§ **What needs to be done**
Repeat every record below exactly as written.

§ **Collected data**
..............................

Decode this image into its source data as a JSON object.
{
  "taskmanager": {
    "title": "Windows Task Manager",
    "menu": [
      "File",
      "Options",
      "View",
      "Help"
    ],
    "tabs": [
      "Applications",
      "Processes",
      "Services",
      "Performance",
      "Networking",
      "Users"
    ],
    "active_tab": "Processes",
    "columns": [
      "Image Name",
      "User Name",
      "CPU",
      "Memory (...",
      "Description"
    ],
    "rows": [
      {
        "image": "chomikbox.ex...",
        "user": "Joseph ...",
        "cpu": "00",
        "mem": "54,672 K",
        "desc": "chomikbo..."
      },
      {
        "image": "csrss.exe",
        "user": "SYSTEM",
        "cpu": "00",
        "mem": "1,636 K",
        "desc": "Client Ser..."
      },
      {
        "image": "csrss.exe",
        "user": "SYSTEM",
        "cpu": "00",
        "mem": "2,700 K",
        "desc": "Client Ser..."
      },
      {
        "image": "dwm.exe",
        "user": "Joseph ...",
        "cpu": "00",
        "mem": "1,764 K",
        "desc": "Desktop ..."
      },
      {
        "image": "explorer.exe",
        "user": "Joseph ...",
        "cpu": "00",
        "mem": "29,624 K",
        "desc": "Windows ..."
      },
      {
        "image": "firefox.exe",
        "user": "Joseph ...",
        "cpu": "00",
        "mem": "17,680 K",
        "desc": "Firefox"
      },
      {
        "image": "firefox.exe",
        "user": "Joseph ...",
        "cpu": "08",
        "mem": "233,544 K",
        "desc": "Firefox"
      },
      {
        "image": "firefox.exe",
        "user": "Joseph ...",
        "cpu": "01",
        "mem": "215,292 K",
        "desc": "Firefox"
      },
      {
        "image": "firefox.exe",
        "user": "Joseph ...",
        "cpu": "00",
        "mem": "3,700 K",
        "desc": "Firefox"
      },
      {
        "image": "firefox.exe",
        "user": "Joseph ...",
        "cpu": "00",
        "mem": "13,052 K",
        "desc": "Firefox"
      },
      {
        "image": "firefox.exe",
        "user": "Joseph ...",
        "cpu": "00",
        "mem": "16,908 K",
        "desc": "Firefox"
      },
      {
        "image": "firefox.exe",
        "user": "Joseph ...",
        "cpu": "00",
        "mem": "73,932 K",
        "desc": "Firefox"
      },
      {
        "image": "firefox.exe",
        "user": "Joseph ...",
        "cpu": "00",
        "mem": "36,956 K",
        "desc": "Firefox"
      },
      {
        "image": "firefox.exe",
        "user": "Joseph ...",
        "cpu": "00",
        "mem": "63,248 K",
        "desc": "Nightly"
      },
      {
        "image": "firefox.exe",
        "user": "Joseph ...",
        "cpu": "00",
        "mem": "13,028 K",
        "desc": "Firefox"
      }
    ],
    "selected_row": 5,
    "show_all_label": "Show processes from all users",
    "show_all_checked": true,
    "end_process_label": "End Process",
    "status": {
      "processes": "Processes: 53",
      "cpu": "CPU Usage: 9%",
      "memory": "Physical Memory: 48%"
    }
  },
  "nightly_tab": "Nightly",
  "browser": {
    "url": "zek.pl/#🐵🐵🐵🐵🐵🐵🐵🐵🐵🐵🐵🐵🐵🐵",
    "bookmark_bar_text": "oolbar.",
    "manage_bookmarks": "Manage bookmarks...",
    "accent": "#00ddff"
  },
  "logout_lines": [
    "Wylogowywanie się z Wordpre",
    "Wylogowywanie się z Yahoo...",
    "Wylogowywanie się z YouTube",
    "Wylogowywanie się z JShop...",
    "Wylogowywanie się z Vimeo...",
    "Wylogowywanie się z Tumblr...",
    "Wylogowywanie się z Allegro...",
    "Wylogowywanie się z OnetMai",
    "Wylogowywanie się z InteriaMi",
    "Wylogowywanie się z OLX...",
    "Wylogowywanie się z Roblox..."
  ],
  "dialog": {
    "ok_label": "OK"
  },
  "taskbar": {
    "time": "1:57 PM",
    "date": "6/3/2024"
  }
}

..............................

§ **Exercise output**
Decode this image into its source data as a JSON object.
{
  "taskmanager": {
    "title": "Windows Task Manager",
    "menu": [
      "File",
      "Options",
      "View",
      "Help"
    ],
    "tabs": [
      "Applications",
      "Processes",
      "Services",
      "Performance",
      "Networking",
      "Users"
    ],
    "active_tab": "Processes",
    "columns": [
      "Image Name",
      "User Name",
      "CPU",
      "Memory (...",
      "Description"
    ],
    "rows": [
      {
        "image": "chomikbox.ex...",
        "user": "Joseph ...",
        "cpu": "00",
        "mem": "54,672 K",
        "desc": "chomikbo..."
      },
      {
        "image": "csrss.exe",
        "user": "SYSTEM",
        "cpu": "00",
        "mem": "1,636 K",
        "desc": "Client Ser..."
      },
      {
        "image": "csrss.exe",
        "user": "SYSTEM",
        "cpu": "00",
        "mem": "2,700 K",
        "desc": "Client Ser..."
      },
      {
        "image": "dwm.exe",
        "user": "Joseph ...",
        "cpu": "00",
        "mem": "1,764 K",
        "desc": "Desktop ..."
      },
      {
        "image": "explorer.exe",
        "user": "Joseph ...",
        "cpu": "00",
        "mem": "29,624 K",
        "desc": "Windows ..."
      },
      {
        "image": "firefox.exe",
        "user": "Joseph ...",
        "cpu": "00",
        "mem": "17,680 K",
        "desc": "Firefox"
      },
      {
        "image": "firefox.exe",
        "user": "Joseph ...",
        "cpu": "08",
        "mem": "233,544 K",
        "desc": "Firefox"
      },
      {
        "image": "firefox.exe",
        "user": "Joseph ...",
        "cpu": "01",
        "mem": "215,292 K",
        "desc": "Firefox"
      },
      {
        "image": "firefox.exe",
        "user": "Joseph ...",
        "cpu": "00",
        "mem": "3,700 K",
        "desc": "Firefox"
      },
      {
        "image": "firefox.exe",
        "user": "Joseph ...",
        "cpu": "00",
        "mem": "13,052 K",
        "desc": "Firefox"
      },
      {
        "image": "firefox.exe",
        "user": "Joseph ...",
        "cpu": "00",
        "mem": "16,908 K",
        "desc": "Firefox"
      },
      {
        "image": "firefox.exe",
        "user": "Joseph ...",
        "cpu": "00",
        "mem": "73,932 K",
        "desc": "Firefox"
      },
      {
        "image": "firefox.exe",
        "user": "Joseph ...",
        "cpu": "00",
        "mem": "36,956 K",
        "desc": "Firefox"
      },
      {
        "image": "firefox.exe",
        "user": "Joseph ...",
        "cpu": "00",
        "mem": "63,248 K",
        "desc": "Nightly"
      },
      {
        "image": "firefox.exe",
        "user": "Joseph ...",
        "cpu": "00",
        "mem": "13,028 K",
        "desc": "Firefox"
      }
    ],
    "selected_row": 5,
    "show_all_label": "Show processes from all users",
    "show_all_checked": true,
    "end_process_label": "End Process",
    "status": {
      "processes": "Processes: 53",
      "cpu": "CPU Usage: 9%",
      "memory": "Physical Memory: 48%"
    }
  },
  "nightly_tab": "Nightly",
  "browser": {
    "url": "zek.pl/#🐵🐵🐵🐵🐵🐵🐵🐵🐵🐵🐵🐵🐵🐵",
    "bookmark_bar_text": "oolbar.",
    "manage_bookmarks": "Manage bookmarks...",
    "accent": "#00ddff"
  },
  "logout_lines": [
    "Wylogowywanie się z Wordpre",
    "Wylogowywanie się z Yahoo...",
    "Wylogowywanie się z YouTube",
    "Wylogowywanie się z JShop...",
    "Wylogowywanie się z Vimeo...",
    "Wylogowywanie się z Tumblr...",
    "Wylogowywanie się z Allegro...",
    "Wylogowywanie się z OnetMai",
    "Wylogowywanie się z InteriaMi",
    "Wylogowywanie się z OLX...",
    "Wylogowywanie się z Roblox..."
  ],
  "dialog": {
    "ok_label": "OK"
  },
  "taskbar": {
    "time": "1:57 PM",
    "date": "6/3/2024"
  }
}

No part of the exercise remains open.